#### Instruction
Extract the listing below in full, unchanged.

#### Entries supplied
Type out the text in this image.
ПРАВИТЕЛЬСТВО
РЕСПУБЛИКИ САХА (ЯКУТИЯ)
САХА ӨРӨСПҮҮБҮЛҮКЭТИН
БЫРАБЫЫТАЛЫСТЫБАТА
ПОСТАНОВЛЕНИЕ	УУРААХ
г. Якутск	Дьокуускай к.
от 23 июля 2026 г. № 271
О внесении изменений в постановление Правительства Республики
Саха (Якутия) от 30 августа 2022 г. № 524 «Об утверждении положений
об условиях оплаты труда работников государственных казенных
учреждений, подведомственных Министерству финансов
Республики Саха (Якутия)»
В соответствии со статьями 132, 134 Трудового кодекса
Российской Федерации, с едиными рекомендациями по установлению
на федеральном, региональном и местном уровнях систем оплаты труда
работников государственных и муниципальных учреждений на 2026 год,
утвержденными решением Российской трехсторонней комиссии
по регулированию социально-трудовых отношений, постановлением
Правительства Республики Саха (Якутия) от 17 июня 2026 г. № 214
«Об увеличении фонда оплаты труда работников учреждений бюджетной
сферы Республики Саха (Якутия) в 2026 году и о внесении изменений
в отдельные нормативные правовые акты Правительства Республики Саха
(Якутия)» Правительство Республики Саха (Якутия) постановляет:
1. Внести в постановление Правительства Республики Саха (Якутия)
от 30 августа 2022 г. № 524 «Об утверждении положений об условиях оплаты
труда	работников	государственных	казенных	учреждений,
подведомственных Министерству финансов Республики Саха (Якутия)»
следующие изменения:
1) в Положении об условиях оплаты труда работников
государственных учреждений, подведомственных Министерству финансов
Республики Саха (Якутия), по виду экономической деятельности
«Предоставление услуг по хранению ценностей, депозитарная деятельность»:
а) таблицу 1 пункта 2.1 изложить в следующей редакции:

#### Final result
Type out the text in this image.
ПРАВИТЕЛЬСТВО
РЕСПУБЛИКИ САХА (ЯКУТИЯ)
САХА ӨРӨСПҮҮБҮЛҮКЭТИН
БЫРАБЫЫТАЛЫСТЫБАТА
ПОСТАНОВЛЕНИЕ	УУРААХ
г. Якутск	Дьокуускай к.
от 23 июля 2026 г. № 271
О внесении изменений в постановление Правительства Республики
Саха (Якутия) от 30 августа 2022 г. № 524 «Об утверждении положений
об условиях оплаты труда работников государственных казенных
учреждений, подведомственных Министерству финансов
Республики Саха (Якутия)»
В соответствии со статьями 132, 134 Трудового кодекса
Российской Федерации, с едиными рекомендациями по установлению
на федеральном, региональном и местном уровнях систем оплаты труда
работников государственных и муниципальных учреждений на 2026 год,
утвержденными решением Российской трехсторонней комиссии
по регулированию социально-трудовых отношений, постановлением
Правительства Республики Саха (Якутия) от 17 июня 2026 г. № 214
«Об увеличении фонда оплаты труда работников учреждений бюджетной
сферы Республики Саха (Якутия) в 2026 году и о внесении изменений
в отдельные нормативные правовые акты Правительства Республики Саха
(Якутия)» Правительство Республики Саха (Якутия) постановляет:
1. Внести в постановление Правительства Республики Саха (Якутия)
от 30 августа 2022 г. № 524 «Об утверждении положений об условиях оплаты
труда	работников	государственных	казенных	учреждений,
подведомственных Министерству финансов Республики Саха (Якутия)»
следующие изменения:
1) в Положении об условиях оплаты труда работников
государственных учреждений, подведомственных Министерству финансов
Республики Саха (Якутия), по виду экономической деятельности
«Предоставление услуг по хранению ценностей, депозитарная деятельность»:
а) таблицу 1 пункта 2.1 изложить в следующей редакции:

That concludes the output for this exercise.